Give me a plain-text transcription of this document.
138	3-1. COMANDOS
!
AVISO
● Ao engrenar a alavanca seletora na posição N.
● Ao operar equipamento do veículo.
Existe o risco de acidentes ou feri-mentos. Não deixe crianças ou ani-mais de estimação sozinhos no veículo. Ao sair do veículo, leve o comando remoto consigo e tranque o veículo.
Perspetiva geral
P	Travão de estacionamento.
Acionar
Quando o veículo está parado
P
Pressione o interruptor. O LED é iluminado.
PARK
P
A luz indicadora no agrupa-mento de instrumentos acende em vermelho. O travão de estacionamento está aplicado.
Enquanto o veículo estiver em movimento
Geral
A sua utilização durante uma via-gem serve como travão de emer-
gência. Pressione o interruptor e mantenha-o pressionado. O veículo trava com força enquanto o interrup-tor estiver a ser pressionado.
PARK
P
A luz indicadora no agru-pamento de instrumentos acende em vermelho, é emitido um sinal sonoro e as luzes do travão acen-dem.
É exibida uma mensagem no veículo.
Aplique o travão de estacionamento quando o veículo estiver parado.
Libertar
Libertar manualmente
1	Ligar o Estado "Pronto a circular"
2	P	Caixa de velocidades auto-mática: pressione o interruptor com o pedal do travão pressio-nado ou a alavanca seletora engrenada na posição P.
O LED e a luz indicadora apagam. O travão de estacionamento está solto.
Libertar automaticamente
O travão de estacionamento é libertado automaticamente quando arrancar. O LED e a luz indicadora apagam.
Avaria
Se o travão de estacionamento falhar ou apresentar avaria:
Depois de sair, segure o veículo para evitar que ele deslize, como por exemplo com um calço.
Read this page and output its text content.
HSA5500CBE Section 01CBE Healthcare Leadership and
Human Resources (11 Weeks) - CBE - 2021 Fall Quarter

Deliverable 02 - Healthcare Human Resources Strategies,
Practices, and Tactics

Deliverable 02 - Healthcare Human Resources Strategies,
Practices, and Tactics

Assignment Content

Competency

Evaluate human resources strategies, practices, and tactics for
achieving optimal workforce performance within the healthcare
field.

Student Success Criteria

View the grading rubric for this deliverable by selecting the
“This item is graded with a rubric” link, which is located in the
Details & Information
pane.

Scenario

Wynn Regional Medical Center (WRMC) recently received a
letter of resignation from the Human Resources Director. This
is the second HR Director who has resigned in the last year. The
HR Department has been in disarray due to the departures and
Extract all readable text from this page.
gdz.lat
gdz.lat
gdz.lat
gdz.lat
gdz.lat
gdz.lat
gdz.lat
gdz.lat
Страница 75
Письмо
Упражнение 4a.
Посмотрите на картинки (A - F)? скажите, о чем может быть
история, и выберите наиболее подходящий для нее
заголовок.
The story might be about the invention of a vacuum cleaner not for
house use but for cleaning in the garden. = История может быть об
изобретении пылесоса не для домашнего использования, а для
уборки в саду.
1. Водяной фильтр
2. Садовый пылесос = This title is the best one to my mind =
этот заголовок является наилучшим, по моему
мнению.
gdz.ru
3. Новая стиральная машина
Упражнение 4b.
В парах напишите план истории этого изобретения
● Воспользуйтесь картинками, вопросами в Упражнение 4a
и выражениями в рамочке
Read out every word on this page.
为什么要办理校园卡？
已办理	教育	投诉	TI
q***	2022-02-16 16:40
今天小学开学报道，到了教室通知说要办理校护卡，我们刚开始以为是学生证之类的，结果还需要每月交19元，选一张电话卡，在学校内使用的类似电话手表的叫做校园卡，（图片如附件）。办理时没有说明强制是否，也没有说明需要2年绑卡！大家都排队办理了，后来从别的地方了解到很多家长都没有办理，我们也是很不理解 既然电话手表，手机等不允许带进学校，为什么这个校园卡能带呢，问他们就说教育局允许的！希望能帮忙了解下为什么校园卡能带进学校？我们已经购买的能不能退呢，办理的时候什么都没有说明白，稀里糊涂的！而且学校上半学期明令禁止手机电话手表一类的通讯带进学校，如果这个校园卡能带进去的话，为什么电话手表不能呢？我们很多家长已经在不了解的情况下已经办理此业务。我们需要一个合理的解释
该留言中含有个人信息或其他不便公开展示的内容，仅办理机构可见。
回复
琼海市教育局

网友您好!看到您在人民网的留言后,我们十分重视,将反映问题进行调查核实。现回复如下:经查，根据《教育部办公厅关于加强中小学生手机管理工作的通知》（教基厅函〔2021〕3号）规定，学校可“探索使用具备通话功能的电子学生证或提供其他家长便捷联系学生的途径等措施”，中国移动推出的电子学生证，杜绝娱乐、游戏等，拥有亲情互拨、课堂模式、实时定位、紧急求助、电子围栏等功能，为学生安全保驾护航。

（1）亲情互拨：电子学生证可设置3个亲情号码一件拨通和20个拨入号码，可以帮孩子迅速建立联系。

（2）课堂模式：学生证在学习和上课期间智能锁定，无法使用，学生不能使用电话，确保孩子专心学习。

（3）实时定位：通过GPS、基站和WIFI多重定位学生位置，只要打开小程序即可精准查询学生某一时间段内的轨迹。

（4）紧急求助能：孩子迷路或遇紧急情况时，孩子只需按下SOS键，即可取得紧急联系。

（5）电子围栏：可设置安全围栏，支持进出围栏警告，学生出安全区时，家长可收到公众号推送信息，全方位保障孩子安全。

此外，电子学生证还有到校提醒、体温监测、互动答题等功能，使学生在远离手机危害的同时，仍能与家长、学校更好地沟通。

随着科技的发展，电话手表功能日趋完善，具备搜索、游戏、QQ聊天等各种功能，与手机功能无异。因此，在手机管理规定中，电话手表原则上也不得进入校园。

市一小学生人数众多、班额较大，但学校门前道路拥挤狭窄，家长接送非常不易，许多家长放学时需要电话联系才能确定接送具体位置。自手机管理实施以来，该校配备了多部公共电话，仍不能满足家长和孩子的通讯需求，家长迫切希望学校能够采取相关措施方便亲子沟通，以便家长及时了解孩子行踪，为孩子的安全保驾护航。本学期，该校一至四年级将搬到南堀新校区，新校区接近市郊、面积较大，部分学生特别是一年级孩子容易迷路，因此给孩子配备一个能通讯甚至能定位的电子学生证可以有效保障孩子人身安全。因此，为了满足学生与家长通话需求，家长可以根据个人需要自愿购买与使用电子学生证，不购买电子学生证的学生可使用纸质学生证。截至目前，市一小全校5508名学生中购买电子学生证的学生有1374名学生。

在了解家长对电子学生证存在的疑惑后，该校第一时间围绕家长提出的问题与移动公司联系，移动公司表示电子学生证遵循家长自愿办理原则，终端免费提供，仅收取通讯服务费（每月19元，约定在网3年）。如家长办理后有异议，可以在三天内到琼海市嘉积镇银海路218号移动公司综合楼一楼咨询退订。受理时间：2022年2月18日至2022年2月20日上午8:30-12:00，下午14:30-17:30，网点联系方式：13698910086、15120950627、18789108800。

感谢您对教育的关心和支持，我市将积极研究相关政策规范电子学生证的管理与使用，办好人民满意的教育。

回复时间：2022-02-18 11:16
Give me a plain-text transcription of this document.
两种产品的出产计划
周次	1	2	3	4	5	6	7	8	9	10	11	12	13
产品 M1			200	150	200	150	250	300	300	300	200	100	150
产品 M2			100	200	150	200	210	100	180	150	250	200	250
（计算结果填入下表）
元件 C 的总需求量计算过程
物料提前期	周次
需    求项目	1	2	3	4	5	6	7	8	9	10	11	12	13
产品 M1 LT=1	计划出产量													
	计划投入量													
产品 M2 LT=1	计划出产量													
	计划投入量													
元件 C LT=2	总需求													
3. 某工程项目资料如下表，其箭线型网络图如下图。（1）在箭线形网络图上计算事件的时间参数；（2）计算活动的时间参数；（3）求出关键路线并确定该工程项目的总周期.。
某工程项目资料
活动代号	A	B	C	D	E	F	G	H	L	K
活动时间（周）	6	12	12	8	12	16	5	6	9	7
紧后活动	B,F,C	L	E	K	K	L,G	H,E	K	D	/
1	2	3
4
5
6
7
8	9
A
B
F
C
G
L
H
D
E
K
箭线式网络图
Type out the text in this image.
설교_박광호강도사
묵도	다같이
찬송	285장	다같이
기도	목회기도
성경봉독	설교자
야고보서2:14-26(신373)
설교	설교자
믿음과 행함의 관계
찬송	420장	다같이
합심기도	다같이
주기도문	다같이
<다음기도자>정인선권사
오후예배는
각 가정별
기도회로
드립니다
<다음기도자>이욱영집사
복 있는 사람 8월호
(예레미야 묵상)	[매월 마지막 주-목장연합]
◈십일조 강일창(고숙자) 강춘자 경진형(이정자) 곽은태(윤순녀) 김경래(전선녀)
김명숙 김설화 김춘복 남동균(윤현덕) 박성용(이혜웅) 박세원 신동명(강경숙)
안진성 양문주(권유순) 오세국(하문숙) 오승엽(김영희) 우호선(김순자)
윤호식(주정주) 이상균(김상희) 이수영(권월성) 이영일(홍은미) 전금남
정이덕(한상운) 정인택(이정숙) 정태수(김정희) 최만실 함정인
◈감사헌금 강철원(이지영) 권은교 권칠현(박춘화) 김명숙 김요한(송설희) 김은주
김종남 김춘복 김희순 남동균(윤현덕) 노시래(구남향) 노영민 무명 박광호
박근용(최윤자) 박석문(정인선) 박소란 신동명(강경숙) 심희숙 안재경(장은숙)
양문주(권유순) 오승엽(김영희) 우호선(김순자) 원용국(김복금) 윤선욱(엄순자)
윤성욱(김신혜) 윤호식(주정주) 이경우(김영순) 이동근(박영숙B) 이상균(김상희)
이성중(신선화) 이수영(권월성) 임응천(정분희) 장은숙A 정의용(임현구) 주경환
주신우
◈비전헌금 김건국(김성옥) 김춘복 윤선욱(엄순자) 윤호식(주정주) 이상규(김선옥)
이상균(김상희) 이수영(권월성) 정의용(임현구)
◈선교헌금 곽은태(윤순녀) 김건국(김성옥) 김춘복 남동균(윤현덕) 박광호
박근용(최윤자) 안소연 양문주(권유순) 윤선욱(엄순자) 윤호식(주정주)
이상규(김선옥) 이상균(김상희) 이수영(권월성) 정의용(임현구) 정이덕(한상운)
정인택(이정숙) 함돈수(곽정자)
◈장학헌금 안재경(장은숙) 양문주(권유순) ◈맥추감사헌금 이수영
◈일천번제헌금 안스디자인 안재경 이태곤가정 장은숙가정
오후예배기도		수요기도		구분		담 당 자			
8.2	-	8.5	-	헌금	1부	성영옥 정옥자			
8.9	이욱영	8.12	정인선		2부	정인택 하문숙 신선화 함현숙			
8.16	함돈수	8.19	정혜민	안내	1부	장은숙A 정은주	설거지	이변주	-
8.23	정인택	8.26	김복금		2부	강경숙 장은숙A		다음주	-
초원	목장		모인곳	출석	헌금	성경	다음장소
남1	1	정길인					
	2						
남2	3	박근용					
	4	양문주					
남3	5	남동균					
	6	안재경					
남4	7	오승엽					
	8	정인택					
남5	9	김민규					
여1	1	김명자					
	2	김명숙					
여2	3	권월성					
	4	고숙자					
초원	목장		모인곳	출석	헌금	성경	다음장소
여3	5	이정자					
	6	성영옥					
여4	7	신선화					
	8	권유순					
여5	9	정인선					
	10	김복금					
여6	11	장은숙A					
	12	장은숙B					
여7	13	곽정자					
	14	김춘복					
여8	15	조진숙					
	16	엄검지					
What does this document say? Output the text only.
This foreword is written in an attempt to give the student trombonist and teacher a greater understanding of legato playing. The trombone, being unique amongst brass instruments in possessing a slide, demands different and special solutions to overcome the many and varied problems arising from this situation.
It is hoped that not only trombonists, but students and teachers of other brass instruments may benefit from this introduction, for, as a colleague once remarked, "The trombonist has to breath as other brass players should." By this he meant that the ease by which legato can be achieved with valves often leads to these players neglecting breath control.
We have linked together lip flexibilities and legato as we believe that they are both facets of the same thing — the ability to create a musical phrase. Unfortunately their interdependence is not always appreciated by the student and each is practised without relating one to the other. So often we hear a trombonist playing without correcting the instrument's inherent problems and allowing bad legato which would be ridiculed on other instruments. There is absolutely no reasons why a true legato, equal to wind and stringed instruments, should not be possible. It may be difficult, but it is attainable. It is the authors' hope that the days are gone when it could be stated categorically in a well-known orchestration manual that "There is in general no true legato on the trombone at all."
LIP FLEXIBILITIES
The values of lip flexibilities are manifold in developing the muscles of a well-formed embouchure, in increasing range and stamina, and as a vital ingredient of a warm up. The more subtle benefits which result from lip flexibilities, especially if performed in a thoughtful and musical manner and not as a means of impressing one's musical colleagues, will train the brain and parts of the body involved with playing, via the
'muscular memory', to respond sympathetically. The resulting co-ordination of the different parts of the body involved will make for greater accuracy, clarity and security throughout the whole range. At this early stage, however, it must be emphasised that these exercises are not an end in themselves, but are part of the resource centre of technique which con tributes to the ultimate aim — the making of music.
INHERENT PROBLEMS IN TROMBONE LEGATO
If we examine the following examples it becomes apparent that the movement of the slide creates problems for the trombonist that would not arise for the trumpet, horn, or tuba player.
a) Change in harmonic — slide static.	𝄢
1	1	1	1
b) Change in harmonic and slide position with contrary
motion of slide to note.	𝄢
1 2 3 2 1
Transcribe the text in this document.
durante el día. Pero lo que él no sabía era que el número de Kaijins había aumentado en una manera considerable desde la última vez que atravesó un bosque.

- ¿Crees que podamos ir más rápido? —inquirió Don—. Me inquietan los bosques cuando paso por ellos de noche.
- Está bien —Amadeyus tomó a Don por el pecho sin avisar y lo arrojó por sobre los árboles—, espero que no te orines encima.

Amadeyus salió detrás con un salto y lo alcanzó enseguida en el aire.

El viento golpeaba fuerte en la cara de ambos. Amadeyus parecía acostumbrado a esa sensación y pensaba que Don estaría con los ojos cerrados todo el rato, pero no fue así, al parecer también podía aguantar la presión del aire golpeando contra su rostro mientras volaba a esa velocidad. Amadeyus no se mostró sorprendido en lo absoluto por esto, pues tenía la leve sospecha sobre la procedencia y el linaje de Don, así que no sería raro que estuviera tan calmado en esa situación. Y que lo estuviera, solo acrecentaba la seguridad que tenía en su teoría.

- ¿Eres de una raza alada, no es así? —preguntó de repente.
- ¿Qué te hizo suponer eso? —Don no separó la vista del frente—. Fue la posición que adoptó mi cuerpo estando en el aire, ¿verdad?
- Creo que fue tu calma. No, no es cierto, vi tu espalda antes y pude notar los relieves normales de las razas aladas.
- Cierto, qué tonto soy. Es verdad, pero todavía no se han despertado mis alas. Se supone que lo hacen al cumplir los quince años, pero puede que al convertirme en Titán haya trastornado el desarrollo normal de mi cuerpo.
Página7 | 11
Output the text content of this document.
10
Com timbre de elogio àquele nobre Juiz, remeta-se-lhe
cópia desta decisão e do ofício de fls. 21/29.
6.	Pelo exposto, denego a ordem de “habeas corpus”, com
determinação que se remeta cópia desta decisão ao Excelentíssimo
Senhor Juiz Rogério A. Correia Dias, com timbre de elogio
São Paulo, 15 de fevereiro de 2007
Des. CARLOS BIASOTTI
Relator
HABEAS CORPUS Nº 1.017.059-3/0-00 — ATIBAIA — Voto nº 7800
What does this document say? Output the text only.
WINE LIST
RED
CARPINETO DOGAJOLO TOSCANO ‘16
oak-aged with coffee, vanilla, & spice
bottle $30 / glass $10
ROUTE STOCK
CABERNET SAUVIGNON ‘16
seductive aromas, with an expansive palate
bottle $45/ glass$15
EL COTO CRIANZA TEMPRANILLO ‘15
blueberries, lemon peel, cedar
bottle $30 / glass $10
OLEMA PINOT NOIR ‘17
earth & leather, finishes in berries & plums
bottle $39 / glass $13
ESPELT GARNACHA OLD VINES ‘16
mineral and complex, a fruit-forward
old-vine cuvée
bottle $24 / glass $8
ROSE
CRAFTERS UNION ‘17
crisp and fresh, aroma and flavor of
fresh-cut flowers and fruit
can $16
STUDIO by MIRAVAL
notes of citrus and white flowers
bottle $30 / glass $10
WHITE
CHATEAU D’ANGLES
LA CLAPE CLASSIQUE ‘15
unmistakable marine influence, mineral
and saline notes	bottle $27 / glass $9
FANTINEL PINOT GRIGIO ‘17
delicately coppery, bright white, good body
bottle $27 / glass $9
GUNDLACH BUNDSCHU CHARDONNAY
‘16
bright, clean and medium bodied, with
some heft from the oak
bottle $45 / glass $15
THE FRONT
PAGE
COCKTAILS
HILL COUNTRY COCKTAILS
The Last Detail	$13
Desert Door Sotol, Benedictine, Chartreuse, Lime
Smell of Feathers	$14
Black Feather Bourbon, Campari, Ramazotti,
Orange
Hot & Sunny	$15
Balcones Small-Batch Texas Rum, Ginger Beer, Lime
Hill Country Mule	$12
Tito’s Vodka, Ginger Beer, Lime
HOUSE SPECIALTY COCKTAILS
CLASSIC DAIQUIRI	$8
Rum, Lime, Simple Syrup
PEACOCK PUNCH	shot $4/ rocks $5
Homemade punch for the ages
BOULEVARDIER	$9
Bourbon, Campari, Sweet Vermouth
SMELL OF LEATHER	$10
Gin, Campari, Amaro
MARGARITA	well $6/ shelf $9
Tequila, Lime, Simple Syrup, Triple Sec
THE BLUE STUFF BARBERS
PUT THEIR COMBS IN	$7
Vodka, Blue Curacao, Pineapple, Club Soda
*****
* REQUEST:
Each line containing the word "может" counts once; report the total alone.

* PROBLEM SOLUTION:
2